#### Given instruction
Determine how many lines include "from". Give the number and nothing else.

#### Data entries for graphics
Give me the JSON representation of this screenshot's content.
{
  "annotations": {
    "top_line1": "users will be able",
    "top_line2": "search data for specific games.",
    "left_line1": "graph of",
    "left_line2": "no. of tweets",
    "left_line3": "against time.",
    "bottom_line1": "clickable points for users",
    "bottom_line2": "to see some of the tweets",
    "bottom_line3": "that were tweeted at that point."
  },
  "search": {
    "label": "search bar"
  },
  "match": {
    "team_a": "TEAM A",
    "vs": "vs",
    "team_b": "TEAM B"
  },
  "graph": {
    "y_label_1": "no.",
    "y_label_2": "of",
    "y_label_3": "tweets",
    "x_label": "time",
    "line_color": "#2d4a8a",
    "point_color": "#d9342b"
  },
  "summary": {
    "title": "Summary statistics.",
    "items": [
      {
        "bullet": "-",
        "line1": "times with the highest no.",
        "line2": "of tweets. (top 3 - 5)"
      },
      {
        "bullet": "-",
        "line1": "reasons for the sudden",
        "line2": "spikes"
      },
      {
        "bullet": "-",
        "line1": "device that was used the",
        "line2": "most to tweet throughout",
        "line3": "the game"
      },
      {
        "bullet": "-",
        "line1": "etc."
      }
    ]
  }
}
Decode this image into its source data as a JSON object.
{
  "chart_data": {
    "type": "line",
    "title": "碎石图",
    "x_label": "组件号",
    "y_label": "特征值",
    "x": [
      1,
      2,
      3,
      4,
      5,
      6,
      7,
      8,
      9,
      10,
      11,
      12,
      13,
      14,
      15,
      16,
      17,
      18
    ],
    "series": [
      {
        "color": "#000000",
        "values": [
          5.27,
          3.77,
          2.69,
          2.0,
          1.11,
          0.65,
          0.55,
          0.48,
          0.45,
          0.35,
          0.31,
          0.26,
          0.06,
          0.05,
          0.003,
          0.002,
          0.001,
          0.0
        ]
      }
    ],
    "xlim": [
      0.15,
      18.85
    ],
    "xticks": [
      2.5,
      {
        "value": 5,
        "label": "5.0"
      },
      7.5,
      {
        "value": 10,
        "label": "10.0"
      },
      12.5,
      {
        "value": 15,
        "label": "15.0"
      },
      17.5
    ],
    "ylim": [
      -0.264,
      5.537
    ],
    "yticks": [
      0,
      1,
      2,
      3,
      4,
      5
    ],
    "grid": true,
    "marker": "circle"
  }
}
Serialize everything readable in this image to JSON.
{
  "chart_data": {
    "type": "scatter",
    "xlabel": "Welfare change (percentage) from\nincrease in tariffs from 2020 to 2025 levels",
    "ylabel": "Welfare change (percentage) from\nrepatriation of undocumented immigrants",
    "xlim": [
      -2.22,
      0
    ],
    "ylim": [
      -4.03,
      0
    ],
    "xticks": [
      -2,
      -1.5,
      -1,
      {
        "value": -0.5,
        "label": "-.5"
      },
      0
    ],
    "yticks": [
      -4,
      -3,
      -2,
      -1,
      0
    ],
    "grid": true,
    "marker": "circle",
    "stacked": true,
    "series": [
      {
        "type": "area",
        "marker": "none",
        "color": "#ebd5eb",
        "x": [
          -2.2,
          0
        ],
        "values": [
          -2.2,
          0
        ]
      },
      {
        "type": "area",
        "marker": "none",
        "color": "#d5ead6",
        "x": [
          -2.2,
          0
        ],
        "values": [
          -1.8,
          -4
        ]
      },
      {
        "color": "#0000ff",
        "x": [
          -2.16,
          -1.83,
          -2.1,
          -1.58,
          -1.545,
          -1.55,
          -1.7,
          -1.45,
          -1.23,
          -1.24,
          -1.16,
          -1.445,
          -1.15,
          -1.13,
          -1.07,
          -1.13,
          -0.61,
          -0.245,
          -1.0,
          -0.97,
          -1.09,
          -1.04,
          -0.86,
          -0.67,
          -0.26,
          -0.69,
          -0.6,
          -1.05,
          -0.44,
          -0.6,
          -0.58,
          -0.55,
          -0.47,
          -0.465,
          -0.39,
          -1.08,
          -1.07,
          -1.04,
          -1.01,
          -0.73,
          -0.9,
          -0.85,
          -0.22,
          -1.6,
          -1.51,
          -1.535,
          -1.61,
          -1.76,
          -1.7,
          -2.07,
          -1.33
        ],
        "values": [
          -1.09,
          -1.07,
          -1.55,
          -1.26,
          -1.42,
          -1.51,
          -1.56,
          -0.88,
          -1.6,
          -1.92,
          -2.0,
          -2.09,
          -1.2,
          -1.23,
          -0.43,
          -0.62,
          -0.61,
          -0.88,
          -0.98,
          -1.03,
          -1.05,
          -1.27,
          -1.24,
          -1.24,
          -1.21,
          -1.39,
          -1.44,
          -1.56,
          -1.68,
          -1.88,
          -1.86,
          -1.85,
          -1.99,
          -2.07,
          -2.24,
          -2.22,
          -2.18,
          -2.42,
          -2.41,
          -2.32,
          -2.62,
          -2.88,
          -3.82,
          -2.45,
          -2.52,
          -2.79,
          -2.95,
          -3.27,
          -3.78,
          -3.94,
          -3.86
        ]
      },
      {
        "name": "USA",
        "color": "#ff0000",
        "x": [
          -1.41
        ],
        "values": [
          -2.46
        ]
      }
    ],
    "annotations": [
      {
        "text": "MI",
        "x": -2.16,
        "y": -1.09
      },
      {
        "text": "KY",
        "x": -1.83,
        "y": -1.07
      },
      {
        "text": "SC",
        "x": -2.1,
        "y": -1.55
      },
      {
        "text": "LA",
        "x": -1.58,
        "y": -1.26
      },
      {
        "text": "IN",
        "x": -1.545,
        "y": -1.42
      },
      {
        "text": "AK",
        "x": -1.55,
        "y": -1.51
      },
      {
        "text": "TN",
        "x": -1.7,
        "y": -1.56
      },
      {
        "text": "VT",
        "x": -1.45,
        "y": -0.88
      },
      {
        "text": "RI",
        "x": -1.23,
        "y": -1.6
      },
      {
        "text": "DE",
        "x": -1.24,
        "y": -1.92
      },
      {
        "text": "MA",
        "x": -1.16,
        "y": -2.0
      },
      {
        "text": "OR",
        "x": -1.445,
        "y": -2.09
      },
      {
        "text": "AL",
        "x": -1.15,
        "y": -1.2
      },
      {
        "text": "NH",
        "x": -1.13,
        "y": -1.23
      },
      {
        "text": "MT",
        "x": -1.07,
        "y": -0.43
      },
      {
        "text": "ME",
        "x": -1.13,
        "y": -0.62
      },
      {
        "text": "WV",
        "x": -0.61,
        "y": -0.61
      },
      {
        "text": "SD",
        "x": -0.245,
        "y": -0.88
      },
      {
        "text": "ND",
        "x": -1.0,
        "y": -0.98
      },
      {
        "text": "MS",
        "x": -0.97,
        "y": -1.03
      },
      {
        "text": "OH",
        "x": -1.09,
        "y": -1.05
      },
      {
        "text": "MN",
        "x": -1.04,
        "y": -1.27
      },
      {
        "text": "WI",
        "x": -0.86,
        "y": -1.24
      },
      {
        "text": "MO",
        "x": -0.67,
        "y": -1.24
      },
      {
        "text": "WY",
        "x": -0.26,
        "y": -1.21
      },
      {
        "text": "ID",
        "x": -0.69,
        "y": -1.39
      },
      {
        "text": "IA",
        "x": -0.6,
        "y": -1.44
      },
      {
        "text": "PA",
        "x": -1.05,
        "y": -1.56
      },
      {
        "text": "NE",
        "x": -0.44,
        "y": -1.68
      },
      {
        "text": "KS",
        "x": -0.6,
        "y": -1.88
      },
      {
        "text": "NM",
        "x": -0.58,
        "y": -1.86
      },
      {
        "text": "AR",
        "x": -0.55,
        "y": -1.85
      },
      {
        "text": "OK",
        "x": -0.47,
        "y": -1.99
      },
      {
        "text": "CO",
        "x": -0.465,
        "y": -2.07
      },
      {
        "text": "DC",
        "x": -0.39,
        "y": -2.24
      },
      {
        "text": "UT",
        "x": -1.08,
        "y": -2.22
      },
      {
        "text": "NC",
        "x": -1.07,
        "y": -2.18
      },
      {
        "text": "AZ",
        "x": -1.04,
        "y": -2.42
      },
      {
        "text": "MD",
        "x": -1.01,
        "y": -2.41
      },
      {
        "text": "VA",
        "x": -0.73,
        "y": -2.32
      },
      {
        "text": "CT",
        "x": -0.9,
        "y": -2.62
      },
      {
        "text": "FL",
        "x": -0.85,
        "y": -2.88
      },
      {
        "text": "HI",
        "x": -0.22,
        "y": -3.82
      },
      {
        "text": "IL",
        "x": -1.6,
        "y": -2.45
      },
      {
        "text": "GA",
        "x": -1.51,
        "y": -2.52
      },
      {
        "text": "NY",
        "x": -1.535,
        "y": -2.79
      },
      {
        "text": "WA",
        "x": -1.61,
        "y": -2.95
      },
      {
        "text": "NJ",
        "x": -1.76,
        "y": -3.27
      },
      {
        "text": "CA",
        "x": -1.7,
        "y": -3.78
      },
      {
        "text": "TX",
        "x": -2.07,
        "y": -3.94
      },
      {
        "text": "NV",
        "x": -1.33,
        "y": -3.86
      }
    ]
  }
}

#### Reply to the task
2